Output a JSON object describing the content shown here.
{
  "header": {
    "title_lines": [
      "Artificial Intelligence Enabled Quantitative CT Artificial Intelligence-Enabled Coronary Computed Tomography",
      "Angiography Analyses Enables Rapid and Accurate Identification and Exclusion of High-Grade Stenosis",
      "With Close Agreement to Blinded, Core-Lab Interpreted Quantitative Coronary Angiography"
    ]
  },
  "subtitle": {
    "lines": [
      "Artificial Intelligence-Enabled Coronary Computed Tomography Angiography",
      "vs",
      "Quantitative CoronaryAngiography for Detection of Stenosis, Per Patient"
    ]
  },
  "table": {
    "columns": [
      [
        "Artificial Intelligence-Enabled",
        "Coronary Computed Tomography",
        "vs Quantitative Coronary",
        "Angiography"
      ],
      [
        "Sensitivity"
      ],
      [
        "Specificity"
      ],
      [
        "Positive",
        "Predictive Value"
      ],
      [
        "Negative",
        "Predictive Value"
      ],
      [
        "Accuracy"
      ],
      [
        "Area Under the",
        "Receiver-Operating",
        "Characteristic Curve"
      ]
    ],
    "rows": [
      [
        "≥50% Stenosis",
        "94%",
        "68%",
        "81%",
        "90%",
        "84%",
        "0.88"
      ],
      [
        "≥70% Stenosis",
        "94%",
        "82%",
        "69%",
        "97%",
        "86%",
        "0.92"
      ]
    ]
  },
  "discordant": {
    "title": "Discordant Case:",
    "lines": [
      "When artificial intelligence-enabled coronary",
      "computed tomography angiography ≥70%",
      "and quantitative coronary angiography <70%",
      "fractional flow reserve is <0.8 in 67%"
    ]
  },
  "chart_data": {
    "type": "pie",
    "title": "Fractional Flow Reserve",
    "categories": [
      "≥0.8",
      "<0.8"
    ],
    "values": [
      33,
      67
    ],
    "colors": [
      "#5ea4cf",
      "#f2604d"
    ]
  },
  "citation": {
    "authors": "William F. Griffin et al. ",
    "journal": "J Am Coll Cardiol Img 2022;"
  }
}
········
WHAT TO PRODUCE>
Quote each line of the data above exactly as written.

TASK SOLUTION>
Output a JSON object describing the content shown here.
{
  "header": {
    "title_lines": [
      "Artificial Intelligence Enabled Quantitative CT Artificial Intelligence-Enabled Coronary Computed Tomography",
      "Angiography Analyses Enables Rapid and Accurate Identification and Exclusion of High-Grade Stenosis",
      "With Close Agreement to Blinded, Core-Lab Interpreted Quantitative Coronary Angiography"
    ]
  },
  "subtitle": {
    "lines": [
      "Artificial Intelligence-Enabled Coronary Computed Tomography Angiography",
      "vs",
      "Quantitative CoronaryAngiography for Detection of Stenosis, Per Patient"
    ]
  },
  "table": {
    "columns": [
      [
        "Artificial Intelligence-Enabled",
        "Coronary Computed Tomography",
        "vs Quantitative Coronary",
        "Angiography"
      ],
      [
        "Sensitivity"
      ],
      [
        "Specificity"
      ],
      [
        "Positive",
        "Predictive Value"
      ],
      [
        "Negative",
        "Predictive Value"
      ],
      [
        "Accuracy"
      ],
      [
        "Area Under the",
        "Receiver-Operating",
        "Characteristic Curve"
      ]
    ],
    "rows": [
      [
        "≥50% Stenosis",
        "94%",
        "68%",
        "81%",
        "90%",
        "84%",
        "0.88"
      ],
      [
        "≥70% Stenosis",
        "94%",
        "82%",
        "69%",
        "97%",
        "86%",
        "0.92"
      ]
    ]
  },
  "discordant": {
    "title": "Discordant Case:",
    "lines": [
      "When artificial intelligence-enabled coronary",
      "computed tomography angiography ≥70%",
      "and quantitative coronary angiography <70%",
      "fractional flow reserve is <0.8 in 67%"
    ]
  },
  "chart_data": {
    "type": "pie",
    "title": "Fractional Flow Reserve",
    "categories": [
      "≥0.8",
      "<0.8"
    ],
    "values": [
      33,
      67
    ],
    "colors": [
      "#5ea4cf",
      "#f2604d"
    ]
  },
  "citation": {
    "authors": "William F. Griffin et al. ",
    "journal": "J Am Coll Cardiol Img 2022;"
  }
}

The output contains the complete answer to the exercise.